Determine which lines of the records include the word "Defensive", and copy them.

____ SUPPLIED ENTRIES

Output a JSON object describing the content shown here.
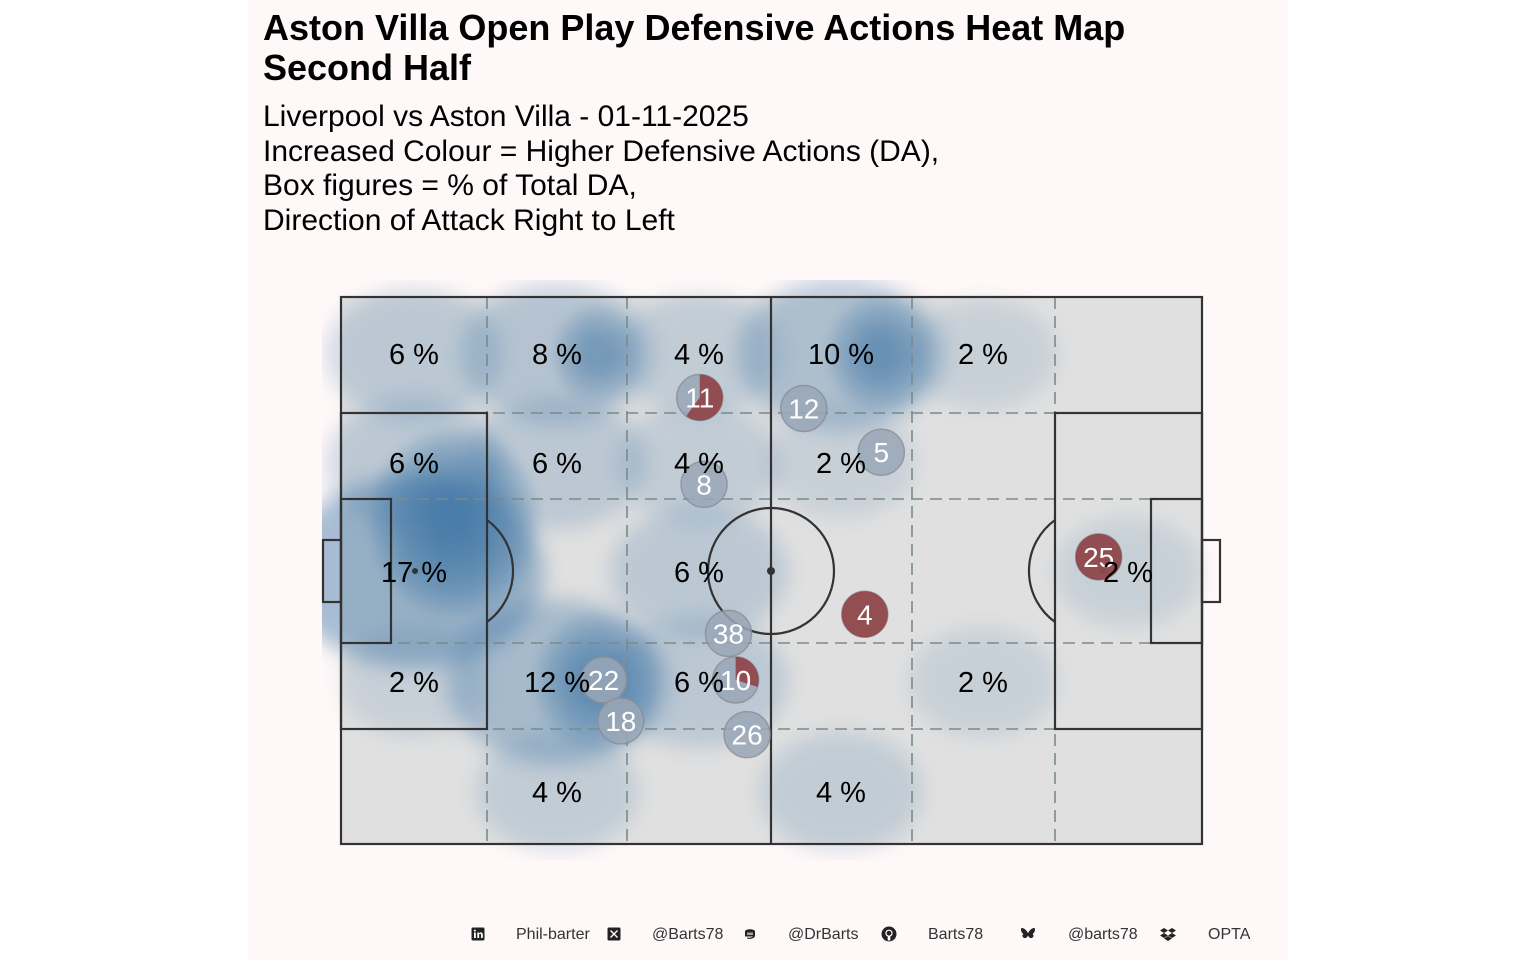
{
  "title_line1": "Aston Villa  Open Play Defensive Actions Heat Map",
  "title_line2": "Second Half",
  "subtitle_lines": [
    "Liverpool vs Aston Villa - 01-11-2025",
    "Increased Colour = Higher Defensive Actions (DA),",
    "Box figures = % of Total DA,",
    "Direction of Attack Right to Left"
  ],
  "footer": {
    "linkedin_label": "Phil-barter",
    "x_label": "@Barts78",
    "mastodon_label": "@DrBarts",
    "github_label": "Barts78",
    "bluesky_label": "@barts78",
    "source_label": "OPTA"
  },
  "colors": {
    "heat": "#3d74a6",
    "pitch": "#e0e0e0",
    "player_circle": "#8c2d2d",
    "player_text": "#ffffff"
  },
  "chart_data": {
    "type": "heatmap",
    "pitch_length": 120,
    "pitch_width": 80,
    "zone_percentages": [
      {
        "zone": "r1c1",
        "value": 6,
        "label": "6 %"
      },
      {
        "zone": "r1c2",
        "value": 8,
        "label": "8 %"
      },
      {
        "zone": "r1c3",
        "value": 4,
        "label": "4 %"
      },
      {
        "zone": "r1c4",
        "value": 10,
        "label": "10 %"
      },
      {
        "zone": "r1c5",
        "value": 2,
        "label": "2 %"
      },
      {
        "zone": "r2c1",
        "value": 6,
        "label": "6 %"
      },
      {
        "zone": "r2c2",
        "value": 6,
        "label": "6 %"
      },
      {
        "zone": "r2c3",
        "value": 4,
        "label": "4 %"
      },
      {
        "zone": "r2c4",
        "value": 2,
        "label": "2 %"
      },
      {
        "zone": "r3c1",
        "value": 17,
        "label": "17 %"
      },
      {
        "zone": "r3c3",
        "value": 6,
        "label": "6 %"
      },
      {
        "zone": "r3c7",
        "value": 2,
        "label": "2 %"
      },
      {
        "zone": "r4c1",
        "value": 2,
        "label": "2 %"
      },
      {
        "zone": "r4c2",
        "value": 12,
        "label": "12 %"
      },
      {
        "zone": "r4c3",
        "value": 6,
        "label": "6 %"
      },
      {
        "zone": "r4c5",
        "value": 2,
        "label": "2 %"
      },
      {
        "zone": "r5c2",
        "value": 4,
        "label": "4 %"
      },
      {
        "zone": "r5c4",
        "value": 4,
        "label": "4 %"
      }
    ],
    "player_average_positions": [
      {
        "number": "11",
        "x": 50.0,
        "y": 65.3,
        "share": 0.6
      },
      {
        "number": "12",
        "x": 64.5,
        "y": 63.7,
        "share": 0.0
      },
      {
        "number": "5",
        "x": 75.3,
        "y": 57.3,
        "share": 0.0
      },
      {
        "number": "8",
        "x": 50.6,
        "y": 52.6,
        "share": 0.0
      },
      {
        "number": "25",
        "x": 105.6,
        "y": 42.0,
        "share": 1.0
      },
      {
        "number": "4",
        "x": 73.0,
        "y": 33.6,
        "share": 1.0
      },
      {
        "number": "38",
        "x": 54.0,
        "y": 30.8,
        "share": 0.0
      },
      {
        "number": "22",
        "x": 36.6,
        "y": 24.0,
        "share": 0.0
      },
      {
        "number": "10",
        "x": 55.0,
        "y": 24.0,
        "share": 0.3
      },
      {
        "number": "18",
        "x": 39.0,
        "y": 18.0,
        "share": 0.0
      },
      {
        "number": "26",
        "x": 56.6,
        "y": 16.0,
        "share": 0.0
      }
    ]
  }
}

________

● **RESPONSE BELOW**:
  "title_line1": "Aston Villa  Open Play Defensive Actions Heat Map",
    "Increased Colour = Higher Defensive Actions (DA),",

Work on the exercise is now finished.